■ The task ■
Collect every line of the records below that contains the word "zeer".

■ Available records ■
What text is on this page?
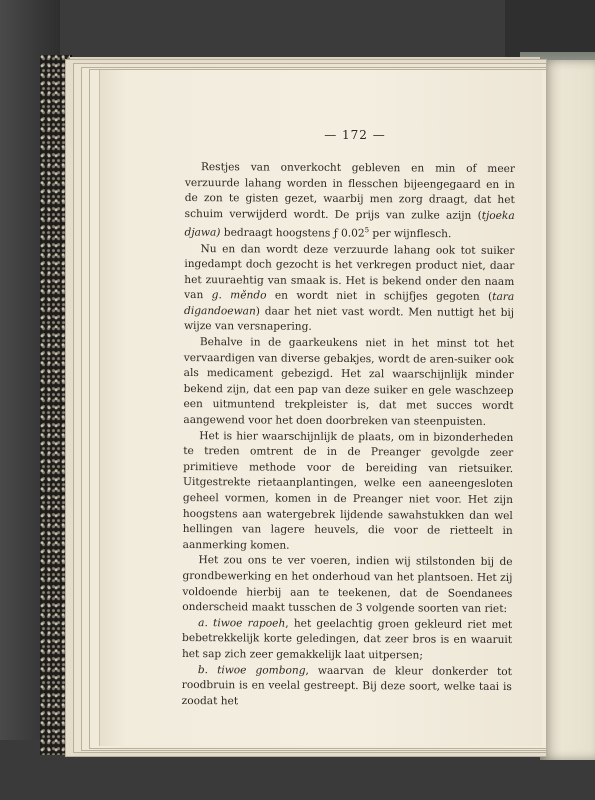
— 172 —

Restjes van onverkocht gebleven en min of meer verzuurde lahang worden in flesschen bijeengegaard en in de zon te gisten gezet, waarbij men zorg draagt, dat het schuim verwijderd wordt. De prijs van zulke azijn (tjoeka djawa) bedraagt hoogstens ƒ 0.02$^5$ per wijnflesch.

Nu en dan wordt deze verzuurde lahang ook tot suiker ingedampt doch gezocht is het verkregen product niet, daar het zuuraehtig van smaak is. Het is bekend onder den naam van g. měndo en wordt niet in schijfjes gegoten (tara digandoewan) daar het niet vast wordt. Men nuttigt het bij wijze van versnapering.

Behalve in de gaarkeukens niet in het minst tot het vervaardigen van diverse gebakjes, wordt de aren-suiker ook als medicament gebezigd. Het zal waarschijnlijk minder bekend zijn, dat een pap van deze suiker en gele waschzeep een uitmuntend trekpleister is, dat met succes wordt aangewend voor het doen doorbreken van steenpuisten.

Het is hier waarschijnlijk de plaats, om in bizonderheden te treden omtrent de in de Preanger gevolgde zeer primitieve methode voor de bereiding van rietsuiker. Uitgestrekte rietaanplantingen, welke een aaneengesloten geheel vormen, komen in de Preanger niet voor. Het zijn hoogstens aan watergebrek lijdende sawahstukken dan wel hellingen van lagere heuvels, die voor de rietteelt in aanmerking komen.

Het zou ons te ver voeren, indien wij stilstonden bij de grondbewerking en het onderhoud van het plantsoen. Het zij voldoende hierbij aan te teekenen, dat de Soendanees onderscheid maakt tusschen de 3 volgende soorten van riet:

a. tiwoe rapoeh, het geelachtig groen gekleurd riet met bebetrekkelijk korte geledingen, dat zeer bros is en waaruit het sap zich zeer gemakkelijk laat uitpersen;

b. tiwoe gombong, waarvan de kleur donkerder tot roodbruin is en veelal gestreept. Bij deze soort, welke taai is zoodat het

■ Solution to the exercise ■
Het is hier waarschijnlijk de plaats, om in bizonderheden te treden omtrent de in de Preanger gevolgde zeer primitieve methode voor de bereiding van rietsuiker. Uitgestrekte rietaanplantingen, welke een aaneengesloten geheel vormen, komen in de Preanger niet voor. Het zijn hoogstens aan watergebrek lijdende sawahstukken dan wel hellingen van lagere heuvels, die voor de rietteelt in aanmerking komen.
a. tiwoe rapoeh, het geelachtig groen gekleurd riet met bebetrekkelijk korte geledingen, dat zeer bros is en waaruit het sap zich zeer gemakkelijk laat uitpersen;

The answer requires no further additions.